- _The problem_: Write out the entire listing below exactly, with the pictures left out.

┏━━

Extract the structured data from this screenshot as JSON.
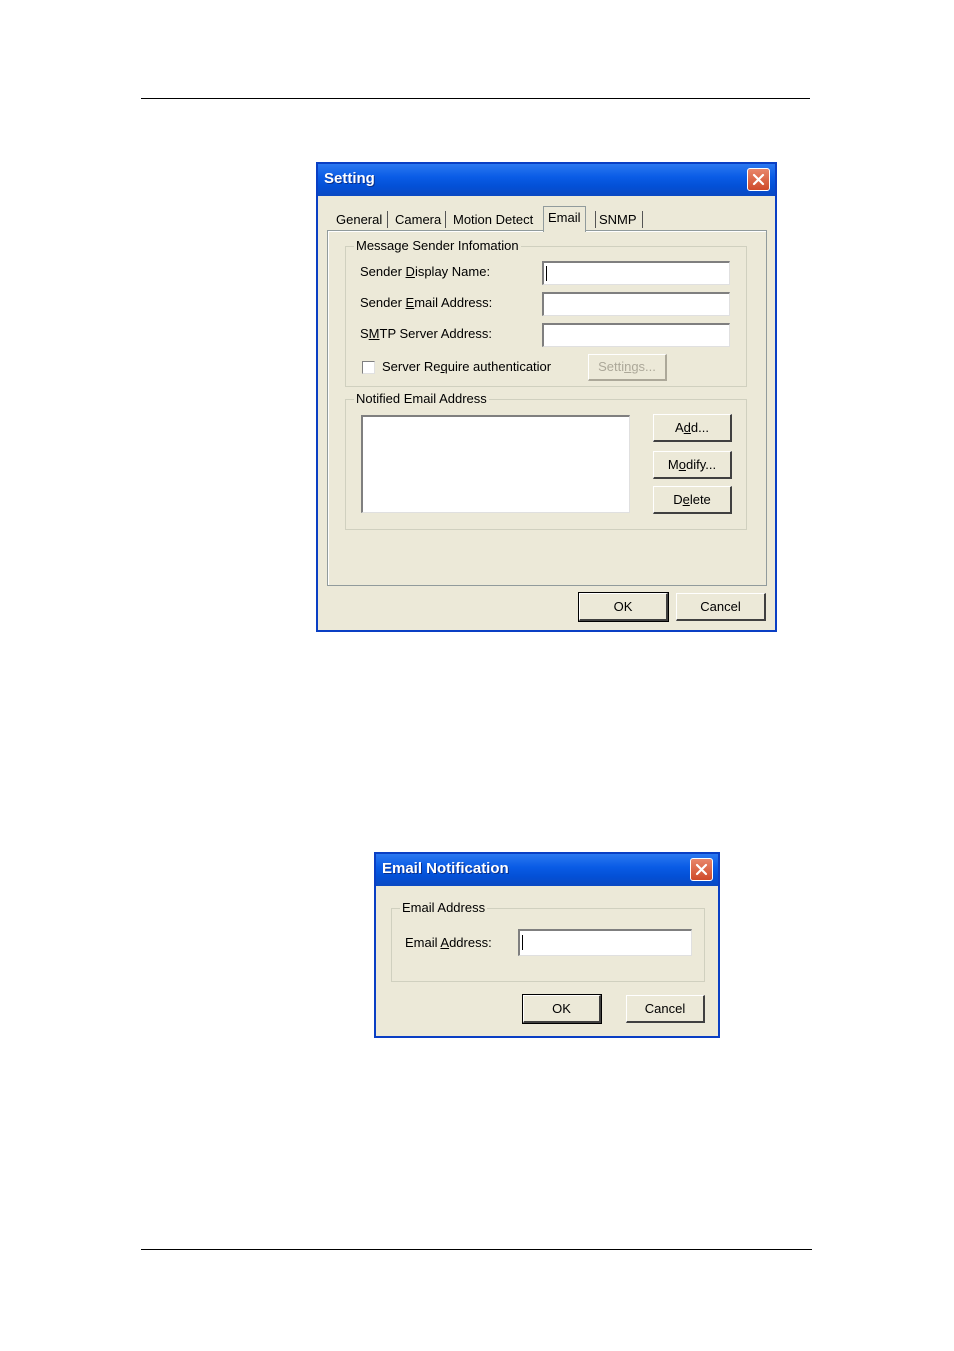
{
  "setting_dialog": {
    "title": "Setting",
    "tabs": [
      "General",
      "Camera",
      "Motion Detect",
      "Email",
      "SNMP"
    ],
    "active_tab": "Email",
    "sender_group": {
      "label": "Message Sender Infomation",
      "display_name_label": {
        "pre": "Sender ",
        "key": "D",
        "post": "isplay Name:"
      },
      "email_label": {
        "pre": "Sender ",
        "key": "E",
        "post": "mail Address:"
      },
      "smtp_label": {
        "pre": "S",
        "key": "M",
        "post": "TP Server Address:"
      },
      "display_name_value": "",
      "email_value": "",
      "smtp_value": "",
      "auth_label": {
        "pre": "Server Re",
        "key": "q",
        "post": "uire authenticatior"
      },
      "auth_checked": false,
      "settings_button": {
        "pre": "Setti",
        "key": "n",
        "post": "gs..."
      }
    },
    "notified_group": {
      "label": "Notified Email Address",
      "items": [],
      "add_button": {
        "pre": "A",
        "key": "d",
        "post": "d..."
      },
      "modify_button": {
        "pre": "M",
        "key": "o",
        "post": "dify..."
      },
      "delete_button": {
        "pre": "D",
        "key": "e",
        "post": "lete"
      }
    },
    "ok_label": "OK",
    "cancel_label": "Cancel"
  },
  "email_dialog": {
    "title": "Email Notification",
    "group_label": "Email Address",
    "field_label": {
      "pre": "Email ",
      "key": "A",
      "post": "ddress:"
    },
    "field_value": "",
    "ok_label": "OK",
    "cancel_label": "Cancel"
  },
  "icons": {
    "close": "close-x-icon",
    "checkbox": "checkbox-icon"
  },
  "colors": {
    "titlebar": "#0a5ce6",
    "close": "#cf4a2a",
    "window_bg": "#ece9d8"
  }
}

┗━━

- _Output of the exercise_:
Extract the structured data from this screenshot as JSON.
{
  "setting_dialog": {
    "title": "Setting",
    "tabs": [
      "General",
      "Camera",
      "Motion Detect",
      "Email",
      "SNMP"
    ],
    "active_tab": "Email",
    "sender_group": {
      "label": "Message Sender Infomation",
      "display_name_label": {
        "pre": "Sender ",
        "key": "D",
        "post": "isplay Name:"
      },
      "email_label": {
        "pre": "Sender ",
        "key": "E",
        "post": "mail Address:"
      },
      "smtp_label": {
        "pre": "S",
        "key": "M",
        "post": "TP Server Address:"
      },
      "display_name_value": "",
      "email_value": "",
      "smtp_value": "",
      "auth_label": {
        "pre": "Server Re",
        "key": "q",
        "post": "uire authenticatior"
      },
      "auth_checked": false,
      "settings_button": {
        "pre": "Setti",
        "key": "n",
        "post": "gs..."
      }
    },
    "notified_group": {
      "label": "Notified Email Address",
      "items": [],
      "add_button": {
        "pre": "A",
        "key": "d",
        "post": "d..."
      },
      "modify_button": {
        "pre": "M",
        "key": "o",
        "post": "dify..."
      },
      "delete_button": {
        "pre": "D",
        "key": "e",
        "post": "lete"
      }
    },
    "ok_label": "OK",
    "cancel_label": "Cancel"
  },
  "email_dialog": {
    "title": "Email Notification",
    "group_label": "Email Address",
    "field_label": {
      "pre": "Email ",
      "key": "A",
      "post": "ddress:"
    },
    "field_value": "",
    "ok_label": "OK",
    "cancel_label": "Cancel"
  },
  "icons": {
    "close": "close-x-icon",
    "checkbox": "checkbox-icon"
  },
  "colors": {
    "titlebar": "#0a5ce6",
    "close": "#cf4a2a",
    "window_bg": "#ece9d8"
  }
}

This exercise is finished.